Written request: Of all the lines in the records, how many hold the word "text"? Answer with the number only.

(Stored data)
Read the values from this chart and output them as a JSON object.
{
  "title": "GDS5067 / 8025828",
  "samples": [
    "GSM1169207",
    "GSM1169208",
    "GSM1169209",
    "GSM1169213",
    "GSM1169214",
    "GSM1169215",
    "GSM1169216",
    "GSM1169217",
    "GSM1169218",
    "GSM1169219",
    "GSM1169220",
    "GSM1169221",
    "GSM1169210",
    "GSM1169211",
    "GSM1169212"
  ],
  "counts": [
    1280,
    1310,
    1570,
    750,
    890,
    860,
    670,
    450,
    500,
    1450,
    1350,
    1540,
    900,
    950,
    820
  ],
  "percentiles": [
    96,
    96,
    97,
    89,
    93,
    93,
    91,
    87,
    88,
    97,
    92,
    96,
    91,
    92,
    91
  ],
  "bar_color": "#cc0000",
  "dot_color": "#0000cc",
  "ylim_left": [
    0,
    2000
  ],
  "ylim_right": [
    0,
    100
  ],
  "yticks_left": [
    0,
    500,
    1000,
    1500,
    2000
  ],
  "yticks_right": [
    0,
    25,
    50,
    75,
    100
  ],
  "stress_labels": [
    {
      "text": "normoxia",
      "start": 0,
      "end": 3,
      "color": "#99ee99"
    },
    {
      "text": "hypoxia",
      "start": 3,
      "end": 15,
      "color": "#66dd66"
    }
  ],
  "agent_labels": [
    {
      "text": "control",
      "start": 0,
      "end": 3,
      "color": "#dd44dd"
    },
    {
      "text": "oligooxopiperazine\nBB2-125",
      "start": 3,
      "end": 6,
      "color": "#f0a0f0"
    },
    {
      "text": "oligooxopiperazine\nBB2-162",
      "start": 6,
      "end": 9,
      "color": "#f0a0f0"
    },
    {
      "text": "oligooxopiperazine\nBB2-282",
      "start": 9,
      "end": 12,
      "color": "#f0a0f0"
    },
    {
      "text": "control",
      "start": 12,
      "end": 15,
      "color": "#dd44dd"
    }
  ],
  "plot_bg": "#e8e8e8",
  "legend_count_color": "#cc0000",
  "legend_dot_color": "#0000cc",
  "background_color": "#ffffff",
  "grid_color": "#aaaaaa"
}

Task response: 7